Saved entries:
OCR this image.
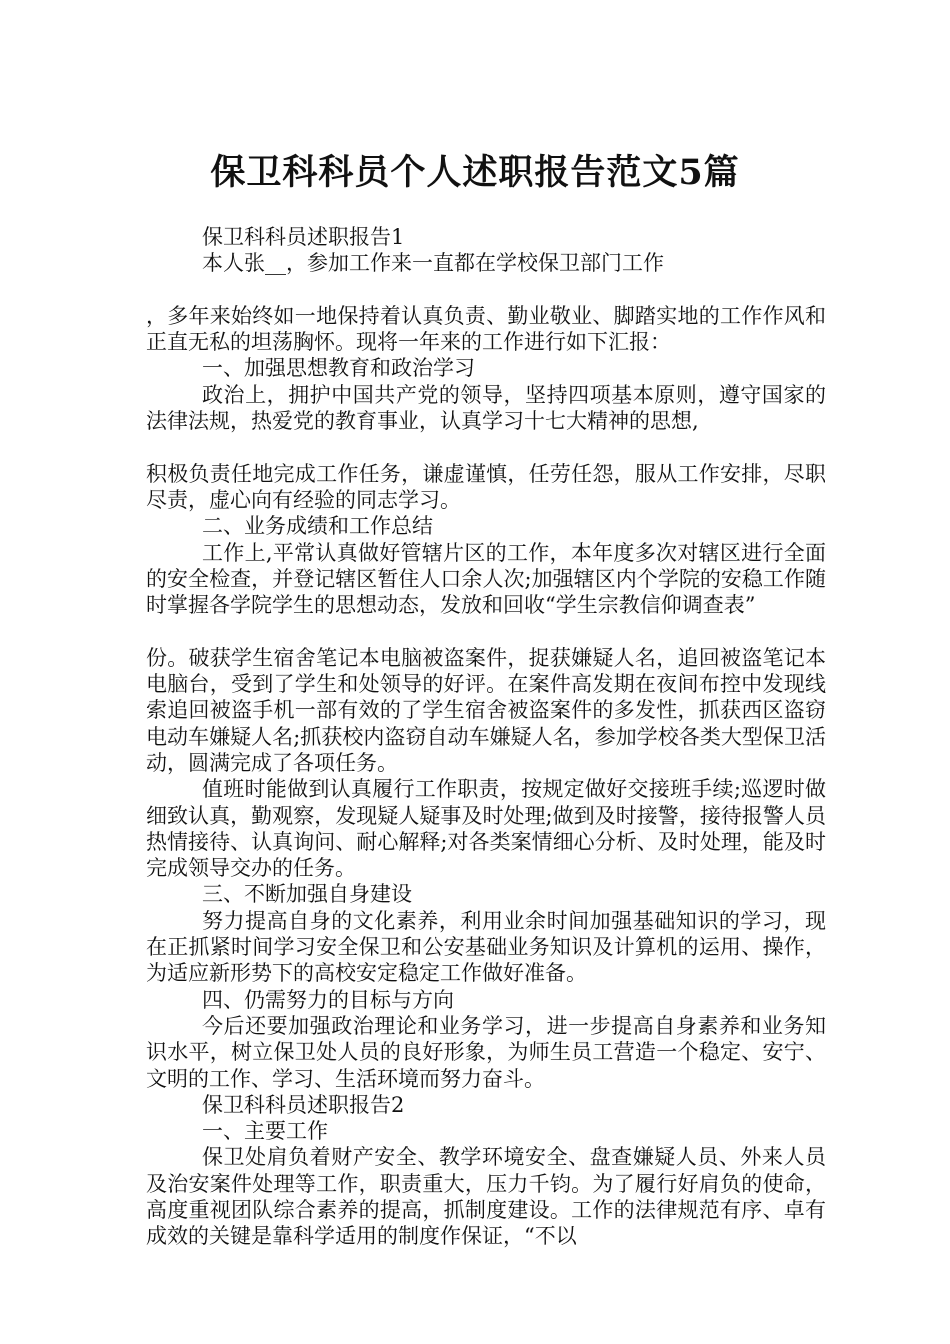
保卫科科员个人述职报告范文5篇

保卫科科员述职报告1

本人张__，参加工作来一直都在学校保卫部门工作

，多年来始终如一地保持着认真负责、勤业敬业、脚踏实地的工作作风和正直无私的坦荡胸怀。现将一年来的工作进行如下汇报：

一、加强思想教育和政治学习

政治上，拥护中国共产党的领导，坚持四项基本原则，遵守国家的法律法规，热爱党的教育事业，认真学习十七大精神的思想,

积极负责任地完成工作任务，谦虚谨慎，任劳任怨，服从工作安排，尽职尽责，虚心向有经验的同志学习。

二、业务成绩和工作总结

工作上,平常认真做好管辖片区的工作，本年度多次对辖区进行全面的安全检查，并登记辖区暂住人口余人次;加强辖区内个学院的安稳工作随时掌握各学院学生的思想动态，发放和回收“学生宗教信仰调查表”

份。破获学生宿舍笔记本电脑被盗案件，捉获嫌疑人名，追回被盗笔记本电脑台，受到了学生和处领导的好评。在案件高发期在夜间布控中发现线索追回被盗手机一部有效的了学生宿舍被盗案件的多发性，抓获西区盗窃电动车嫌疑人名;抓获校内盗窃自动车嫌疑人名，参加学校各类大型保卫活动，圆满完成了各项任务。

值班时能做到认真履行工作职责，按规定做好交接班手续;巡逻时做细致认真，勤观察，发现疑人疑事及时处理;做到及时接警，接待报警人员热情接待、认真询问、耐心解释;对各类案情细心分析、及时处理，能及时完成领导交办的任务。

三、不断加强自身建设

努力提高自身的文化素养，利用业余时间加强基础知识的学习，现在正抓紧时间学习安全保卫和公安基础业务知识及计算机的运用、操作，为适应新形势下的高校安定稳定工作做好准备。

四、仍需努力的目标与方向

今后还要加强政治理论和业务学习，进一步提高自身素养和业务知识水平，树立保卫处人员的良好形象，为师生员工营造一个稳定、安宁、文明的工作、学习、生活环境而努力奋斗。

保卫科科员述职报告2

一、主要工作

保卫处肩负着财产安全、教学环境安全、盘查嫌疑人员、外来人员及治安案件处理等工作，职责重大，压力千钧。为了履行好肩负的使命，高度重视团队综合素养的提高，抓制度建设。工作的法律规范有序、卓有成效的关键是靠科学适用的制度作保证，“不以
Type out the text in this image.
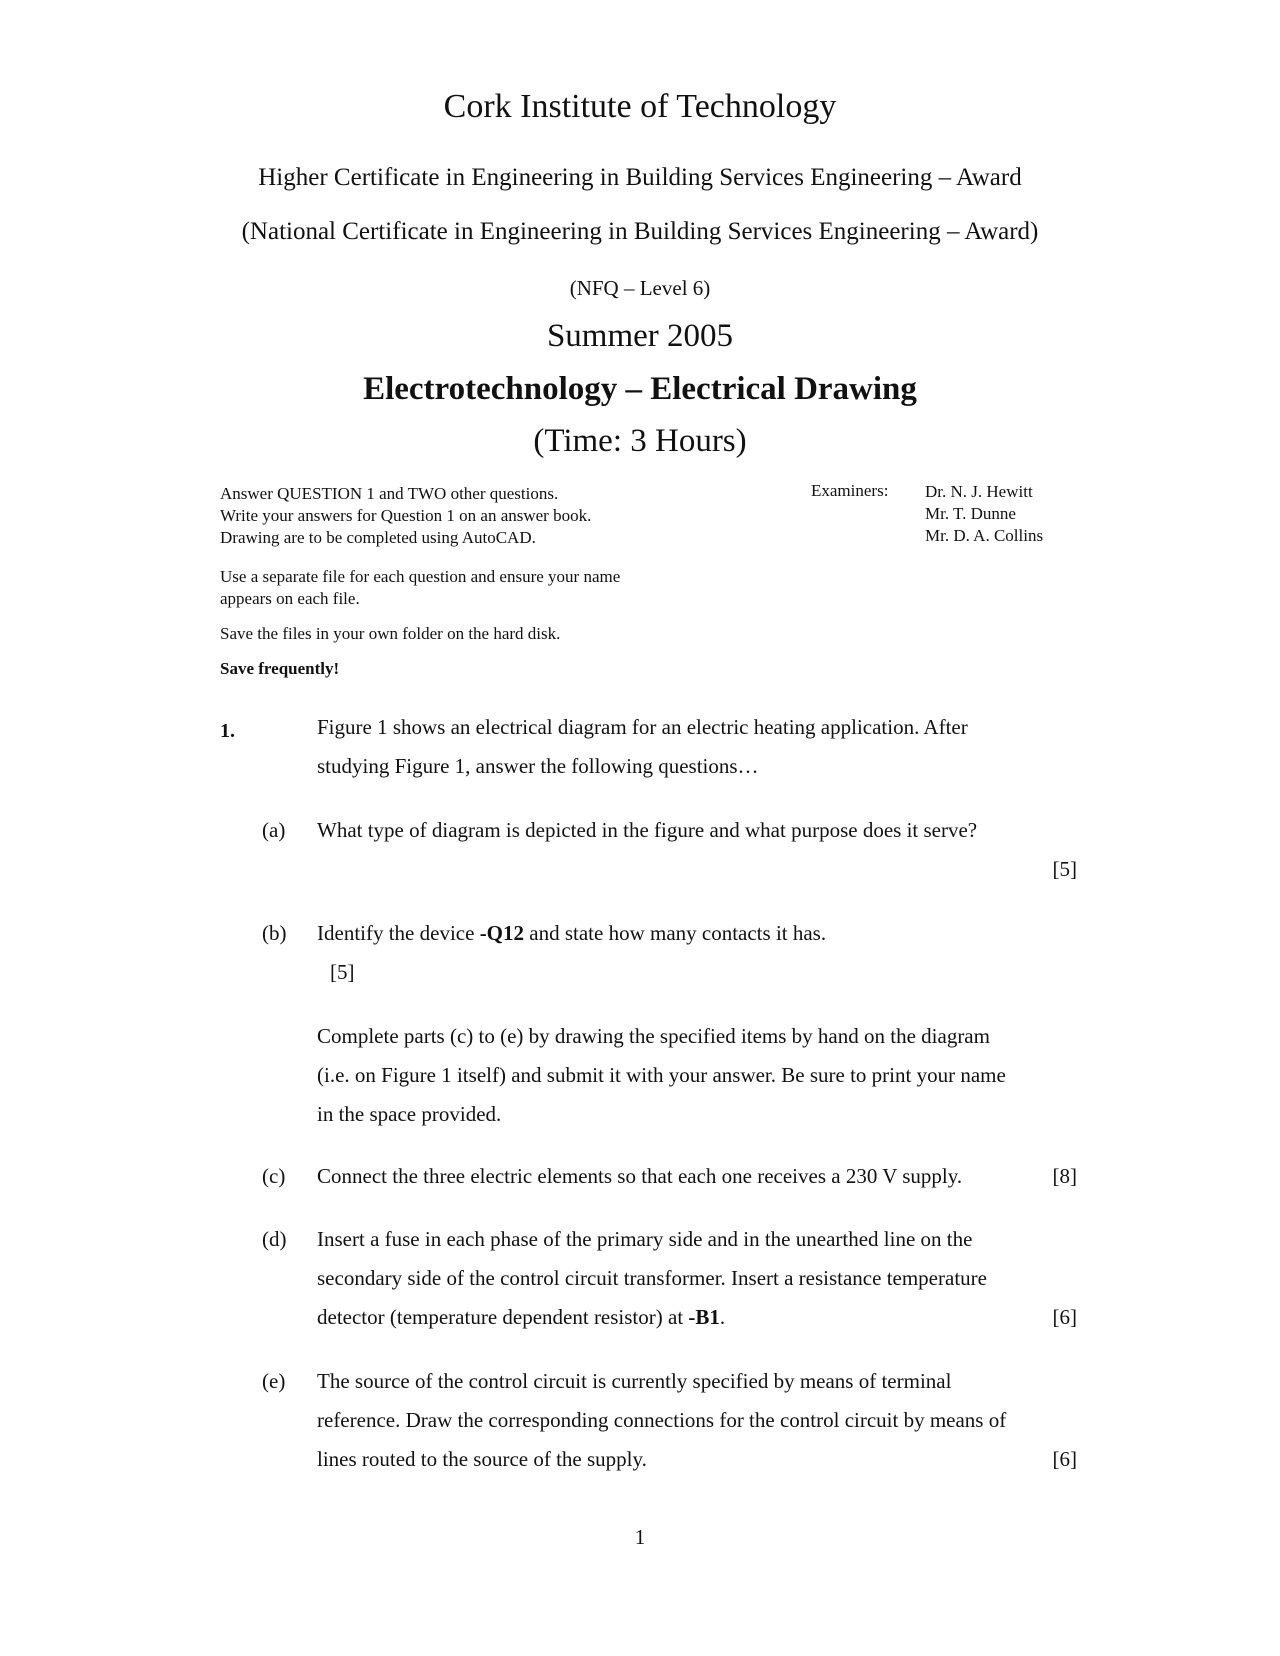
Cork Institute of Technology
Higher Certificate in Engineering in Building Services Engineering – Award
(National Certificate in Engineering in Building Services Engineering – Award)
(NFQ – Level 6)
Summer 2005
Electrotechnology – Electrical Drawing
(Time: 3 Hours)
Answer QUESTION 1 and TWO other questions.
Write your answers for Question 1 on an answer book.
Drawing are to be completed using AutoCAD.
Use a separate file for each question and ensure your name
appears on each file.
Save the files in your own folder on the hard disk.
Save frequently!
Examiners: Dr. N. J. Hewitt
Mr. T. Dunne
Mr. D. A. Collins
1.	Figure 1 shows an electrical diagram for an electric heating application. After
studying Figure 1, answer the following questions…
(a) What type of diagram is depicted in the figure and what purpose does it serve?
[5]
(b) Identify the device -Q12 and state how many contacts it has.
[5]
Complete parts (c) to (e) by drawing the specified items by hand on the diagram
(i.e. on Figure 1 itself) and submit it with your answer. Be sure to print your name
in the space provided.
(c) Connect the three electric elements so that each one receives a 230 V supply.	[8]
(d) Insert a fuse in each phase of the primary side and in the unearthed line on the
secondary side of the control circuit transformer. Insert a resistance temperature
detector (temperature dependent resistor) at -B1.	[6]
(e) The source of the control circuit is currently specified by means of terminal
reference. Draw the corresponding connections for the control circuit by means of
lines routed to the source of the supply.	[6]
1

GOAL: Copy all lines from the entries that contain the word "Insert".

EXPECTED ANSWER:
(d) Insert a fuse in each phase of the primary side and in the unearthed line on the
secondary side of the control circuit transformer. Insert a resistance temperature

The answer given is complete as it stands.